======== Records to use

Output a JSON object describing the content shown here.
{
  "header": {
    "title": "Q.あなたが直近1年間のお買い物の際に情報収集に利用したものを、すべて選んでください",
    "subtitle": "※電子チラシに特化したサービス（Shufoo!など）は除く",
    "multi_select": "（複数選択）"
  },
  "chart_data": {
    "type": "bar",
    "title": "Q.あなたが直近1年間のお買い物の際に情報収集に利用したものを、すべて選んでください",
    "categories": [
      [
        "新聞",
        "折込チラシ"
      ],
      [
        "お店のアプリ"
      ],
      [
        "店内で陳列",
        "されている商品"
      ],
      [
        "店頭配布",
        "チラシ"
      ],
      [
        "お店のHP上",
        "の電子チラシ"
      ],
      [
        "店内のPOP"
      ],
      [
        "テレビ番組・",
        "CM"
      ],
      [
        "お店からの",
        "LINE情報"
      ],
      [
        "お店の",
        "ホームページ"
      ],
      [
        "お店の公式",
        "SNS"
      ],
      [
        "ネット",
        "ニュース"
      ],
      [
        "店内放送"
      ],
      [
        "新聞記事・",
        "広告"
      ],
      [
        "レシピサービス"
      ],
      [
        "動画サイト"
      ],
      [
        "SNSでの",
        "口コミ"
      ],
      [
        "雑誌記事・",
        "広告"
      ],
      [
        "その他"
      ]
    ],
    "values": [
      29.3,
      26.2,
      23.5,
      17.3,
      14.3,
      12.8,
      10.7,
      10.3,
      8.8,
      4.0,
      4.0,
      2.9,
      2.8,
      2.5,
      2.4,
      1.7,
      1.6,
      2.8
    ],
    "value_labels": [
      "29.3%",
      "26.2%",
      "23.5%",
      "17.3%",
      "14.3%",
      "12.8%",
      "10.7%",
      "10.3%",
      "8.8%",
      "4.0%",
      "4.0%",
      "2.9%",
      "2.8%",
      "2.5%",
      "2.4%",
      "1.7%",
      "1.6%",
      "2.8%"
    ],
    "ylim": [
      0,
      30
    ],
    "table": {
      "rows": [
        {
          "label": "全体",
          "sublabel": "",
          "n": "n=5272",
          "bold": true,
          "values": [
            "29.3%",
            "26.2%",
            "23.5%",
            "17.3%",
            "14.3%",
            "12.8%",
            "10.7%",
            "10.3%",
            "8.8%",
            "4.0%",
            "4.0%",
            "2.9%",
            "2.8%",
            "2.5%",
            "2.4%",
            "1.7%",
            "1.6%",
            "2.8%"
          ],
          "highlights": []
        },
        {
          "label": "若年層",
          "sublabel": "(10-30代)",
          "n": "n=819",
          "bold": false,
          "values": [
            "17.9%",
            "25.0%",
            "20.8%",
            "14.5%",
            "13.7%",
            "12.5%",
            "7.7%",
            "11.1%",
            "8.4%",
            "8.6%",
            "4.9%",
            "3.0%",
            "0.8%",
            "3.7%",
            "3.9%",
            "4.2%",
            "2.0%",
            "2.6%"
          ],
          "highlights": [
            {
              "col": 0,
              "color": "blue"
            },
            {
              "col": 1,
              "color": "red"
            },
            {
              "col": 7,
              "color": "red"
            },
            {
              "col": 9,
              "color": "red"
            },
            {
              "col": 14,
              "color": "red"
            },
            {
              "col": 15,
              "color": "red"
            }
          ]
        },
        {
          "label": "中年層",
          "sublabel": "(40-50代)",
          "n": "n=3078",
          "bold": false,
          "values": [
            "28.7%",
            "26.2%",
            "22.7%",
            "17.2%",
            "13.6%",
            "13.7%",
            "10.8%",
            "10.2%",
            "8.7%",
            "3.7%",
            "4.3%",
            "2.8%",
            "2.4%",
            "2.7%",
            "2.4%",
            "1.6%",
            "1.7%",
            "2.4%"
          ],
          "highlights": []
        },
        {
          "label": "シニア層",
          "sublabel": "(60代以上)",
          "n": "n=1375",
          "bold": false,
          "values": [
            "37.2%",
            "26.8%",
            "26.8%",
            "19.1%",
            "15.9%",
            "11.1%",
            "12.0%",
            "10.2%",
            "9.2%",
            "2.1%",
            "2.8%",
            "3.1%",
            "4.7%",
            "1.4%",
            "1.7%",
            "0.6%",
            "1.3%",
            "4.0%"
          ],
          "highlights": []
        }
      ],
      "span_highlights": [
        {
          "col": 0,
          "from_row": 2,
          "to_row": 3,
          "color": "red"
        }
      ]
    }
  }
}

================
======== Records to use

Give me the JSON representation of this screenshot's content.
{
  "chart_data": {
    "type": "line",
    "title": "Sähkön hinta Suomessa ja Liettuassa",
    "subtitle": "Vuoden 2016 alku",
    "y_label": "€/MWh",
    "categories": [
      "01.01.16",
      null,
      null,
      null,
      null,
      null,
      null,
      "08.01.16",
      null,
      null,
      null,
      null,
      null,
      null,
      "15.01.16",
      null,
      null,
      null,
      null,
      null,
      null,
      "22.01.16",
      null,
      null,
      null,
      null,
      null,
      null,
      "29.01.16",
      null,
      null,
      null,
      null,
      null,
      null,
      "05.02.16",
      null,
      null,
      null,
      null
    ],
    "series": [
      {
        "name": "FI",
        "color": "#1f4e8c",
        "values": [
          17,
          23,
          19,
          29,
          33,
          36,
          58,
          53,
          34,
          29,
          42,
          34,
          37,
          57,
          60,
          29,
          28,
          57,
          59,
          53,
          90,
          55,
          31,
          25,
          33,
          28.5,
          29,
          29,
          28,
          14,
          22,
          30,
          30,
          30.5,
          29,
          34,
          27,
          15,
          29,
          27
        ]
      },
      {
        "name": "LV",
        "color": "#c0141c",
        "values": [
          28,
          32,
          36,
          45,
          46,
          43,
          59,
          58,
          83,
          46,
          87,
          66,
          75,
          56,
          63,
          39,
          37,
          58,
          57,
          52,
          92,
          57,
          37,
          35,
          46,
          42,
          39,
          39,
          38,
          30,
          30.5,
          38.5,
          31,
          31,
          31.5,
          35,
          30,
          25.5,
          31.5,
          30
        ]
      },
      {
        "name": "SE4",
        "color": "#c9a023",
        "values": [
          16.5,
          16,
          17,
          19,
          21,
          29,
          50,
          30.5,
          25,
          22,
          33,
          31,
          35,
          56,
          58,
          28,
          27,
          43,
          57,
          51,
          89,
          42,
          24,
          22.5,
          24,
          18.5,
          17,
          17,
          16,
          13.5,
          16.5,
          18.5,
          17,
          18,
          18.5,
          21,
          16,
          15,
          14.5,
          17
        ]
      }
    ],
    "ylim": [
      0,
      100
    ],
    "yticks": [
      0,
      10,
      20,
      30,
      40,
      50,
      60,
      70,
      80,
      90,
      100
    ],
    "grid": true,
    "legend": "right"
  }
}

================
======== Records to use

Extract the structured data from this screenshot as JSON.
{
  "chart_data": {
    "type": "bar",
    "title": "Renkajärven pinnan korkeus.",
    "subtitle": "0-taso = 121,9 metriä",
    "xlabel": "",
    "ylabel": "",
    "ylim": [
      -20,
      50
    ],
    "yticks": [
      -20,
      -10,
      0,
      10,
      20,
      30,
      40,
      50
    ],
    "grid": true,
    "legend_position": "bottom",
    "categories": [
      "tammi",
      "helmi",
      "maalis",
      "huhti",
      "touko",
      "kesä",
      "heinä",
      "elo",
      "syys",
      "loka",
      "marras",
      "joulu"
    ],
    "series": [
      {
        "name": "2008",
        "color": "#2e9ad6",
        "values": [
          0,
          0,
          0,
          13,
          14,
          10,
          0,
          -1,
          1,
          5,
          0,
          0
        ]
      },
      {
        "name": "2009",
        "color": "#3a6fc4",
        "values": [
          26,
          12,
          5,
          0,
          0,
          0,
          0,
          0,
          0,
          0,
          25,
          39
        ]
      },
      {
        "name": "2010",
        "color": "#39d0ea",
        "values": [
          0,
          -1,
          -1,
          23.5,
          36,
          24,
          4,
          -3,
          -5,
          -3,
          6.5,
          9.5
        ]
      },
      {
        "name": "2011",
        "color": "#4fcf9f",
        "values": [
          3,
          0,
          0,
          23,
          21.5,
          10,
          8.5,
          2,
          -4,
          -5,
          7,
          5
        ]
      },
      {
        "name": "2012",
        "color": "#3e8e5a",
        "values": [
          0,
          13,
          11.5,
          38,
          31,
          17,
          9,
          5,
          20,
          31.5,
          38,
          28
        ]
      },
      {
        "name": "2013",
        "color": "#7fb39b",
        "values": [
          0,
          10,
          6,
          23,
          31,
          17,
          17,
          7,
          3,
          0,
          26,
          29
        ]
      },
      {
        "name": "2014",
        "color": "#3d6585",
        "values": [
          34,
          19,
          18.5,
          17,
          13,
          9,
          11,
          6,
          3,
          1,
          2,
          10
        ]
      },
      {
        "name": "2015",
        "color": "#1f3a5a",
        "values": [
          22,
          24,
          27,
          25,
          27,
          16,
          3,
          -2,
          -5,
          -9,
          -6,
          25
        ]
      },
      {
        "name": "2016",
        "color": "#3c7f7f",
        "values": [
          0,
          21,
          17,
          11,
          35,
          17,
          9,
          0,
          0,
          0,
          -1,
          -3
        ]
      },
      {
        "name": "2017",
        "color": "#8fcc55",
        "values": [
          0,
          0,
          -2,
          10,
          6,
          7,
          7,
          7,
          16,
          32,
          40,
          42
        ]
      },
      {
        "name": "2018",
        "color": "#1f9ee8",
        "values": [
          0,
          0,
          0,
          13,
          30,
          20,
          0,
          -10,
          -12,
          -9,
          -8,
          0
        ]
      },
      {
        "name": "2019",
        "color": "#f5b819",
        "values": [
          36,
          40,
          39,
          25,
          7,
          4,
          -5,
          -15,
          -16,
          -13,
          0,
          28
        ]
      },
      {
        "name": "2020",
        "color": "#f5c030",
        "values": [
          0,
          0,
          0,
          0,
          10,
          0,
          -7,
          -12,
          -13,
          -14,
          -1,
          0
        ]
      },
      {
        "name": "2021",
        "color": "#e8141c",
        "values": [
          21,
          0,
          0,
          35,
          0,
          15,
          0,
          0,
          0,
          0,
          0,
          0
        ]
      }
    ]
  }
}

================

## Given task
Each line that holds the word "JSON" should be extracted from the records.

## Written answer
Output a JSON object describing the content shown here.
Give me the JSON representation of this screenshot's content.
Extract the structured data from this screenshot as JSON.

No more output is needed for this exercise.